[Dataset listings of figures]
>>>>>

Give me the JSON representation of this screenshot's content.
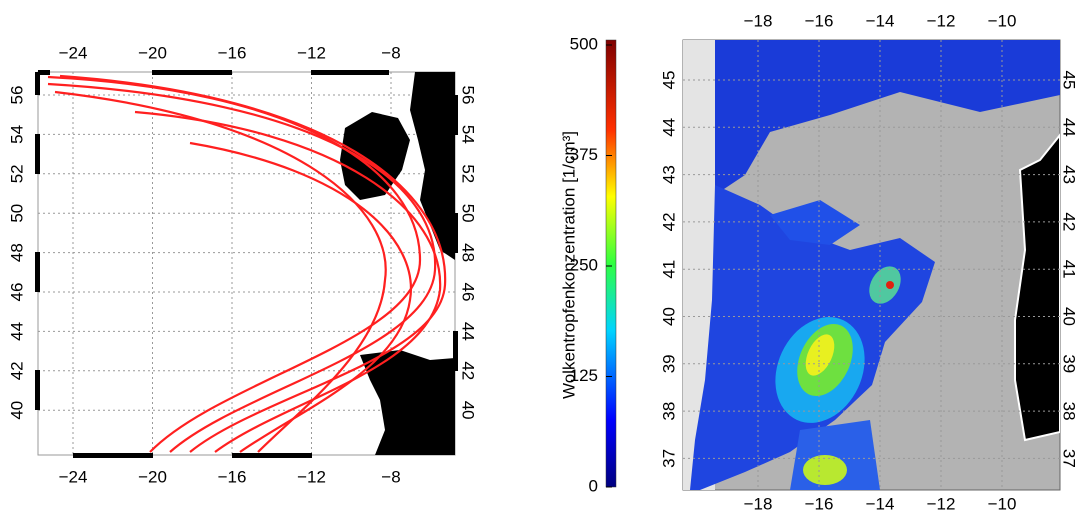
{
  "left_map": {
    "lon_labels": [
      "−24",
      "−20",
      "−16",
      "−12",
      "−8"
    ],
    "lat_labels": [
      "56",
      "54",
      "52",
      "50",
      "48",
      "46",
      "44",
      "42",
      "40"
    ]
  },
  "colorbar": {
    "label": "Wolkentropfenkonzentration [1/cm³]",
    "tick_labels": [
      "0",
      "125",
      "250",
      "375",
      "500"
    ]
  },
  "right_map": {
    "lon_labels": [
      "−18",
      "−16",
      "−14",
      "−12",
      "−10"
    ],
    "lat_labels": [
      "45",
      "44",
      "43",
      "42",
      "41",
      "40",
      "39",
      "38",
      "37"
    ]
  }
}
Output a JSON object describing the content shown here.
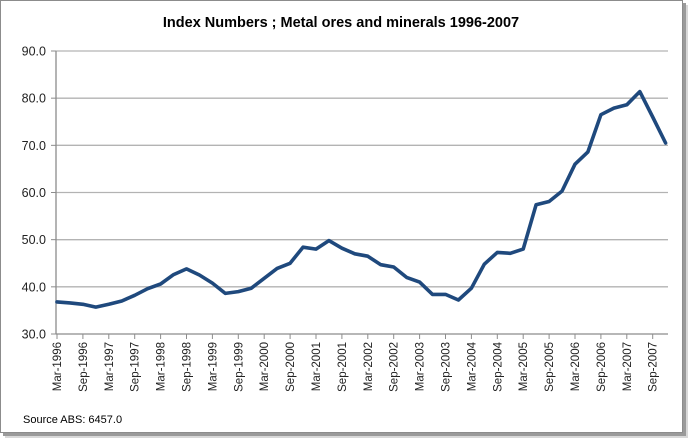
{
  "chart_data": {
    "type": "line",
    "title": "Index Numbers ;  Metal ores and minerals 1996-2007",
    "xlabel": "",
    "ylabel": "",
    "ylim": [
      30.0,
      90.0
    ],
    "yticks": [
      "30.0",
      "40.0",
      "50.0",
      "60.0",
      "70.0",
      "80.0",
      "90.0"
    ],
    "ytick_values": [
      30,
      40,
      50,
      60,
      70,
      80,
      90
    ],
    "grid": "horizontal",
    "legend": "none",
    "xtick_labels": [
      "Mar-1996",
      "Sep-1996",
      "Mar-1997",
      "Sep-1997",
      "Mar-1998",
      "Sep-1998",
      "Mar-1999",
      "Sep-1999",
      "Mar-2000",
      "Sep-2000",
      "Mar-2001",
      "Sep-2001",
      "Mar-2002",
      "Sep-2002",
      "Mar-2003",
      "Sep-2003",
      "Mar-2004",
      "Sep-2004",
      "Mar-2005",
      "Sep-2005",
      "Mar-2006",
      "Sep-2006",
      "Mar-2007",
      "Sep-2007"
    ],
    "x": [
      "Mar-1996",
      "Jun-1996",
      "Sep-1996",
      "Dec-1996",
      "Mar-1997",
      "Jun-1997",
      "Sep-1997",
      "Dec-1997",
      "Mar-1998",
      "Jun-1998",
      "Sep-1998",
      "Dec-1998",
      "Mar-1999",
      "Jun-1999",
      "Sep-1999",
      "Dec-1999",
      "Mar-2000",
      "Jun-2000",
      "Sep-2000",
      "Dec-2000",
      "Mar-2001",
      "Jun-2001",
      "Sep-2001",
      "Dec-2001",
      "Mar-2002",
      "Jun-2002",
      "Sep-2002",
      "Dec-2002",
      "Mar-2003",
      "Jun-2003",
      "Sep-2003",
      "Dec-2003",
      "Mar-2004",
      "Jun-2004",
      "Sep-2004",
      "Dec-2004",
      "Mar-2005",
      "Jun-2005",
      "Sep-2005",
      "Dec-2005",
      "Mar-2006",
      "Jun-2006",
      "Sep-2006",
      "Dec-2006",
      "Mar-2007",
      "Jun-2007",
      "Sep-2007",
      "Dec-2007"
    ],
    "series": [
      {
        "name": "Metal ores and minerals",
        "color": "#1F497D",
        "values": [
          36.8,
          36.6,
          36.3,
          35.7,
          36.3,
          37.0,
          38.2,
          39.6,
          40.6,
          42.6,
          43.8,
          42.5,
          40.8,
          38.6,
          39.0,
          39.7,
          41.8,
          43.9,
          45.0,
          48.4,
          48.0,
          49.8,
          48.2,
          47.0,
          46.5,
          44.7,
          44.2,
          42.0,
          41.0,
          38.4,
          38.4,
          37.2,
          39.7,
          44.8,
          47.3,
          47.1,
          48.0,
          57.4,
          58.1,
          60.3,
          66.0,
          68.6,
          76.5,
          77.9,
          78.6,
          81.4,
          76.0,
          70.5
        ]
      }
    ],
    "source_note": "Source ABS: 6457.0"
  },
  "colors": {
    "line": "#1F497D",
    "grid": "#b3b3b3",
    "axis": "#8c8c8c"
  }
}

<<<<<

_Stated goal_. Make an exact copy of the records shown above, without the pictures.

_Output for this task_.
Give me the JSON representation of this screenshot's content.
{
  "left_map": {
    "lon_labels": [
      "−24",
      "−20",
      "−16",
      "−12",
      "−8"
    ],
    "lat_labels": [
      "56",
      "54",
      "52",
      "50",
      "48",
      "46",
      "44",
      "42",
      "40"
    ]
  },
  "colorbar": {
    "label": "Wolkentropfenkonzentration [1/cm³]",
    "tick_labels": [
      "0",
      "125",
      "250",
      "375",
      "500"
    ]
  },
  "right_map": {
    "lon_labels": [
      "−18",
      "−16",
      "−14",
      "−12",
      "−10"
    ],
    "lat_labels": [
      "45",
      "44",
      "43",
      "42",
      "41",
      "40",
      "39",
      "38",
      "37"
    ]
  }
}
Output a JSON object describing the content shown here.
{
  "chart_data": {
    "type": "line",
    "title": "Index Numbers ;  Metal ores and minerals 1996-2007",
    "xlabel": "",
    "ylabel": "",
    "ylim": [
      30.0,
      90.0
    ],
    "yticks": [
      "30.0",
      "40.0",
      "50.0",
      "60.0",
      "70.0",
      "80.0",
      "90.0"
    ],
    "ytick_values": [
      30,
      40,
      50,
      60,
      70,
      80,
      90
    ],
    "grid": "horizontal",
    "legend": "none",
    "xtick_labels": [
      "Mar-1996",
      "Sep-1996",
      "Mar-1997",
      "Sep-1997",
      "Mar-1998",
      "Sep-1998",
      "Mar-1999",
      "Sep-1999",
      "Mar-2000",
      "Sep-2000",
      "Mar-2001",
      "Sep-2001",
      "Mar-2002",
      "Sep-2002",
      "Mar-2003",
      "Sep-2003",
      "Mar-2004",
      "Sep-2004",
      "Mar-2005",
      "Sep-2005",
      "Mar-2006",
      "Sep-2006",
      "Mar-2007",
      "Sep-2007"
    ],
    "x": [
      "Mar-1996",
      "Jun-1996",
      "Sep-1996",
      "Dec-1996",
      "Mar-1997",
      "Jun-1997",
      "Sep-1997",
      "Dec-1997",
      "Mar-1998",
      "Jun-1998",
      "Sep-1998",
      "Dec-1998",
      "Mar-1999",
      "Jun-1999",
      "Sep-1999",
      "Dec-1999",
      "Mar-2000",
      "Jun-2000",
      "Sep-2000",
      "Dec-2000",
      "Mar-2001",
      "Jun-2001",
      "Sep-2001",
      "Dec-2001",
      "Mar-2002",
      "Jun-2002",
      "Sep-2002",
      "Dec-2002",
      "Mar-2003",
      "Jun-2003",
      "Sep-2003",
      "Dec-2003",
      "Mar-2004",
      "Jun-2004",
      "Sep-2004",
      "Dec-2004",
      "Mar-2005",
      "Jun-2005",
      "Sep-2005",
      "Dec-2005",
      "Mar-2006",
      "Jun-2006",
      "Sep-2006",
      "Dec-2006",
      "Mar-2007",
      "Jun-2007",
      "Sep-2007",
      "Dec-2007"
    ],
    "series": [
      {
        "name": "Metal ores and minerals",
        "color": "#1F497D",
        "values": [
          36.8,
          36.6,
          36.3,
          35.7,
          36.3,
          37.0,
          38.2,
          39.6,
          40.6,
          42.6,
          43.8,
          42.5,
          40.8,
          38.6,
          39.0,
          39.7,
          41.8,
          43.9,
          45.0,
          48.4,
          48.0,
          49.8,
          48.2,
          47.0,
          46.5,
          44.7,
          44.2,
          42.0,
          41.0,
          38.4,
          38.4,
          37.2,
          39.7,
          44.8,
          47.3,
          47.1,
          48.0,
          57.4,
          58.1,
          60.3,
          66.0,
          68.6,
          76.5,
          77.9,
          78.6,
          81.4,
          76.0,
          70.5
        ]
      }
    ],
    "source_note": "Source ABS: 6457.0"
  },
  "colors": {
    "line": "#1F497D",
    "grid": "#b3b3b3",
    "axis": "#8c8c8c"
  }
}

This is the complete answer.